[start Data provided]

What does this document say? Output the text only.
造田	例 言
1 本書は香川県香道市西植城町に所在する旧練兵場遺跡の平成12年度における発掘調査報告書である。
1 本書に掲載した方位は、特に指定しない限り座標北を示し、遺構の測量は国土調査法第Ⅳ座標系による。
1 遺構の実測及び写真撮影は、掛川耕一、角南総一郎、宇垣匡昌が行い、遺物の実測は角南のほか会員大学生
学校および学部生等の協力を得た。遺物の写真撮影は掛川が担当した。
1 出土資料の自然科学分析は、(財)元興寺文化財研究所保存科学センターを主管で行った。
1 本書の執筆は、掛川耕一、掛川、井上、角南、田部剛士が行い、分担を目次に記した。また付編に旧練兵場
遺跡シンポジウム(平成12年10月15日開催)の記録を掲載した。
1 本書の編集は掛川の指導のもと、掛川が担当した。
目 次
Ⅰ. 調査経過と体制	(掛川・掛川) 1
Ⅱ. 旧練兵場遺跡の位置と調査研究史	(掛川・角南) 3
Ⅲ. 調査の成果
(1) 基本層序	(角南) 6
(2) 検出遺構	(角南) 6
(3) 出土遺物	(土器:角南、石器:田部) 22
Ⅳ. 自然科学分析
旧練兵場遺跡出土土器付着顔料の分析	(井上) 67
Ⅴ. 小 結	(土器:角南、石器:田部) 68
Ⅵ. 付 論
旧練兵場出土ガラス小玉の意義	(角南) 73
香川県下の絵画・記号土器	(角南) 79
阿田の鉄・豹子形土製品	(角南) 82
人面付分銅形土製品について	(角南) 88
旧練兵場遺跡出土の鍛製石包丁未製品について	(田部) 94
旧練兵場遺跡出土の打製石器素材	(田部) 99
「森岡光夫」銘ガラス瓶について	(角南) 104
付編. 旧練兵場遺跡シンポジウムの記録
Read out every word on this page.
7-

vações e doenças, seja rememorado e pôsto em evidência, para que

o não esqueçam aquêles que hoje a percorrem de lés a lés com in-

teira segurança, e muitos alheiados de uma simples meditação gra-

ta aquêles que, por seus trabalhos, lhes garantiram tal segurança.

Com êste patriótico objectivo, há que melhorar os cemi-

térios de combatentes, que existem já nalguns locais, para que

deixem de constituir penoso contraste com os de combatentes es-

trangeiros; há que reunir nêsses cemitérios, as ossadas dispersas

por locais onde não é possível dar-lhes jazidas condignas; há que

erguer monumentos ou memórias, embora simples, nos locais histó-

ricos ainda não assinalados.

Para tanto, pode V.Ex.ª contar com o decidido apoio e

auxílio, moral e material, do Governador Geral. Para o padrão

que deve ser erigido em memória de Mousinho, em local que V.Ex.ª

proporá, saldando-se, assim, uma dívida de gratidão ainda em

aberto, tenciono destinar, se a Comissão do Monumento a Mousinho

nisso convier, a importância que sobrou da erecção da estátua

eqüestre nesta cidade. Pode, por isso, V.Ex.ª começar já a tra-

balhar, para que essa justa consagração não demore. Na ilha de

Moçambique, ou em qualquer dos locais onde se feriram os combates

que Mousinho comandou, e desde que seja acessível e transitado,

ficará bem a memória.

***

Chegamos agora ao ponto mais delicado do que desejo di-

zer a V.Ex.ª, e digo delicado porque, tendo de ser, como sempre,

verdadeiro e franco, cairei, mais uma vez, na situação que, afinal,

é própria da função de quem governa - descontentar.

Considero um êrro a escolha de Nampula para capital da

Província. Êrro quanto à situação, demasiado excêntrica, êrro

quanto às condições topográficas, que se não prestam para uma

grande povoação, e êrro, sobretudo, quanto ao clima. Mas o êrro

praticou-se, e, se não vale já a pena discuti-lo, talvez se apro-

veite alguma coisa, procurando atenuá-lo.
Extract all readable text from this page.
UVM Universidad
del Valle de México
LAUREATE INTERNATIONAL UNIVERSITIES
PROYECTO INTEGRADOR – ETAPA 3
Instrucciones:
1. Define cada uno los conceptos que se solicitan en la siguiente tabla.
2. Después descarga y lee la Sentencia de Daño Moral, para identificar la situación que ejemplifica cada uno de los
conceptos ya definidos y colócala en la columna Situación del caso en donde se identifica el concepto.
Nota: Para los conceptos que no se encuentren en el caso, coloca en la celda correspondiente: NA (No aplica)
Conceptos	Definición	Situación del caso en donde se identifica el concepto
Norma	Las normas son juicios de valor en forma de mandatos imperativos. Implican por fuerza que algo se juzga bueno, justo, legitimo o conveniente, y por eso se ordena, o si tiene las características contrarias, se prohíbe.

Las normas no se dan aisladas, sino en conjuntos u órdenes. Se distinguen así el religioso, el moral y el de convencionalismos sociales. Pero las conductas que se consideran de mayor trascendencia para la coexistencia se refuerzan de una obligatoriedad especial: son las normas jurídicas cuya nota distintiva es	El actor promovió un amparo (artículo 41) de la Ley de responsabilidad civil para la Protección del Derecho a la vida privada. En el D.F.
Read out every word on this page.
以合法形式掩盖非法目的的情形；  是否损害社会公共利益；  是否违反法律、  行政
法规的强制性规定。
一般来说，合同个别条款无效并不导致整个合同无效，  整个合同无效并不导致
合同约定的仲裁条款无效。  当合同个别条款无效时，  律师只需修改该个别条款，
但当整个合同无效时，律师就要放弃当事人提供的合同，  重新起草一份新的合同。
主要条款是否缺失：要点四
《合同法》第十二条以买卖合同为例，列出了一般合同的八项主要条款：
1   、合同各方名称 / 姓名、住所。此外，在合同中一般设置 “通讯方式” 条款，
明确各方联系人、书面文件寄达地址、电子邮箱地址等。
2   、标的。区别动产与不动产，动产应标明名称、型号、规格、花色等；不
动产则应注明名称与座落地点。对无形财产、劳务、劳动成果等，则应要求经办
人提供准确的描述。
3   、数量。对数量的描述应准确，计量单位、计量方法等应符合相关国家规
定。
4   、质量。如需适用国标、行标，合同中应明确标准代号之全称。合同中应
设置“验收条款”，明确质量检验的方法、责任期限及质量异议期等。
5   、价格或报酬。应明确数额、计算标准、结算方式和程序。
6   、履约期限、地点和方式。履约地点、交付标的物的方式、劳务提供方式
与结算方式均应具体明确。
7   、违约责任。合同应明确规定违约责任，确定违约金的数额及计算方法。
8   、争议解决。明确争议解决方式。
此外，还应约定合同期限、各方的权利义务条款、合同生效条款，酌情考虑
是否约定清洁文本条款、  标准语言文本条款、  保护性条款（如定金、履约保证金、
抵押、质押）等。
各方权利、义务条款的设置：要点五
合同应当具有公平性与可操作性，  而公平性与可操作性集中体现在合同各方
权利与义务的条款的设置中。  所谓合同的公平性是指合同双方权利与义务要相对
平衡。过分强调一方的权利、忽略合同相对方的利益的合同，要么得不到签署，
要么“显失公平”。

[end Data provided]

» **Instruction**:
Copy out the whole listing, exactly as written.

» **Output**:
What does this document say? Output the text only.
造田	例 言
1 本書は香川県香道市西植城町に所在する旧練兵場遺跡の平成12年度における発掘調査報告書である。
1 本書に掲載した方位は、特に指定しない限り座標北を示し、遺構の測量は国土調査法第Ⅳ座標系による。
1 遺構の実測及び写真撮影は、掛川耕一、角南総一郎、宇垣匡昌が行い、遺物の実測は角南のほか会員大学生
学校および学部生等の協力を得た。遺物の写真撮影は掛川が担当した。
1 出土資料の自然科学分析は、(財)元興寺文化財研究所保存科学センターを主管で行った。
1 本書の執筆は、掛川耕一、掛川、井上、角南、田部剛士が行い、分担を目次に記した。また付編に旧練兵場
遺跡シンポジウム(平成12年10月15日開催)の記録を掲載した。
1 本書の編集は掛川の指導のもと、掛川が担当した。
目 次
Ⅰ. 調査経過と体制	(掛川・掛川) 1
Ⅱ. 旧練兵場遺跡の位置と調査研究史	(掛川・角南) 3
Ⅲ. 調査の成果
(1) 基本層序	(角南) 6
(2) 検出遺構	(角南) 6
(3) 出土遺物	(土器:角南、石器:田部) 22
Ⅳ. 自然科学分析
旧練兵場遺跡出土土器付着顔料の分析	(井上) 67
Ⅴ. 小 結	(土器:角南、石器:田部) 68
Ⅵ. 付 論
旧練兵場出土ガラス小玉の意義	(角南) 73
香川県下の絵画・記号土器	(角南) 79
阿田の鉄・豹子形土製品	(角南) 82
人面付分銅形土製品について	(角南) 88
旧練兵場遺跡出土の鍛製石包丁未製品について	(田部) 94
旧練兵場遺跡出土の打製石器素材	(田部) 99
「森岡光夫」銘ガラス瓶について	(角南) 104
付編. 旧練兵場遺跡シンポジウムの記録
Read out every word on this page.
7-

vações e doenças, seja rememorado e pôsto em evidência, para que

o não esqueçam aquêles que hoje a percorrem de lés a lés com in-

teira segurança, e muitos alheiados de uma simples meditação gra-

ta aquêles que, por seus trabalhos, lhes garantiram tal segurança.

Com êste patriótico objectivo, há que melhorar os cemi-

térios de combatentes, que existem já nalguns locais, para que

deixem de constituir penoso contraste com os de combatentes es-

trangeiros; há que reunir nêsses cemitérios, as ossadas dispersas

por locais onde não é possível dar-lhes jazidas condignas; há que

erguer monumentos ou memórias, embora simples, nos locais histó-

ricos ainda não assinalados.

Para tanto, pode V.Ex.ª contar com o decidido apoio e

auxílio, moral e material, do Governador Geral. Para o padrão

que deve ser erigido em memória de Mousinho, em local que V.Ex.ª

proporá, saldando-se, assim, uma dívida de gratidão ainda em

aberto, tenciono destinar, se a Comissão do Monumento a Mousinho

nisso convier, a importância que sobrou da erecção da estátua

eqüestre nesta cidade. Pode, por isso, V.Ex.ª começar já a tra-

balhar, para que essa justa consagração não demore. Na ilha de

Moçambique, ou em qualquer dos locais onde se feriram os combates

que Mousinho comandou, e desde que seja acessível e transitado,

ficará bem a memória.

***

Chegamos agora ao ponto mais delicado do que desejo di-

zer a V.Ex.ª, e digo delicado porque, tendo de ser, como sempre,

verdadeiro e franco, cairei, mais uma vez, na situação que, afinal,

é própria da função de quem governa - descontentar.

Considero um êrro a escolha de Nampula para capital da

Província. Êrro quanto à situação, demasiado excêntrica, êrro

quanto às condições topográficas, que se não prestam para uma

grande povoação, e êrro, sobretudo, quanto ao clima. Mas o êrro

praticou-se, e, se não vale já a pena discuti-lo, talvez se apro-

veite alguma coisa, procurando atenuá-lo.
Extract all readable text from this page.
UVM Universidad
del Valle de México
LAUREATE INTERNATIONAL UNIVERSITIES
PROYECTO INTEGRADOR – ETAPA 3
Instrucciones:
1. Define cada uno los conceptos que se solicitan en la siguiente tabla.
2. Después descarga y lee la Sentencia de Daño Moral, para identificar la situación que ejemplifica cada uno de los
conceptos ya definidos y colócala en la columna Situación del caso en donde se identifica el concepto.
Nota: Para los conceptos que no se encuentren en el caso, coloca en la celda correspondiente: NA (No aplica)
Conceptos	Definición	Situación del caso en donde se identifica el concepto
Norma	Las normas son juicios de valor en forma de mandatos imperativos. Implican por fuerza que algo se juzga bueno, justo, legitimo o conveniente, y por eso se ordena, o si tiene las características contrarias, se prohíbe.

Las normas no se dan aisladas, sino en conjuntos u órdenes. Se distinguen así el religioso, el moral y el de convencionalismos sociales. Pero las conductas que se consideran de mayor trascendencia para la coexistencia se refuerzan de una obligatoriedad especial: son las normas jurídicas cuya nota distintiva es	El actor promovió un amparo (artículo 41) de la Ley de responsabilidad civil para la Protección del Derecho a la vida privada. En el D.F.
Read out every word on this page.
以合法形式掩盖非法目的的情形；  是否损害社会公共利益；  是否违反法律、  行政
法规的强制性规定。
一般来说，合同个别条款无效并不导致整个合同无效，  整个合同无效并不导致
合同约定的仲裁条款无效。  当合同个别条款无效时，  律师只需修改该个别条款，
但当整个合同无效时，律师就要放弃当事人提供的合同，  重新起草一份新的合同。
主要条款是否缺失：要点四
《合同法》第十二条以买卖合同为例，列出了一般合同的八项主要条款：
1   、合同各方名称 / 姓名、住所。此外，在合同中一般设置 “通讯方式” 条款，
明确各方联系人、书面文件寄达地址、电子邮箱地址等。
2   、标的。区别动产与不动产，动产应标明名称、型号、规格、花色等；不
动产则应注明名称与座落地点。对无形财产、劳务、劳动成果等，则应要求经办
人提供准确的描述。
3   、数量。对数量的描述应准确，计量单位、计量方法等应符合相关国家规
定。
4   、质量。如需适用国标、行标，合同中应明确标准代号之全称。合同中应
设置“验收条款”，明确质量检验的方法、责任期限及质量异议期等。
5   、价格或报酬。应明确数额、计算标准、结算方式和程序。
6   、履约期限、地点和方式。履约地点、交付标的物的方式、劳务提供方式
与结算方式均应具体明确。
7   、违约责任。合同应明确规定违约责任，确定违约金的数额及计算方法。
8   、争议解决。明确争议解决方式。
此外，还应约定合同期限、各方的权利义务条款、合同生效条款，酌情考虑
是否约定清洁文本条款、  标准语言文本条款、  保护性条款（如定金、履约保证金、
抵押、质押）等。
各方权利、义务条款的设置：要点五
合同应当具有公平性与可操作性，  而公平性与可操作性集中体现在合同各方
权利与义务的条款的设置中。  所谓合同的公平性是指合同双方权利与义务要相对
平衡。过分强调一方的权利、忽略合同相对方的利益的合同，要么得不到签署，
要么“显失公平”。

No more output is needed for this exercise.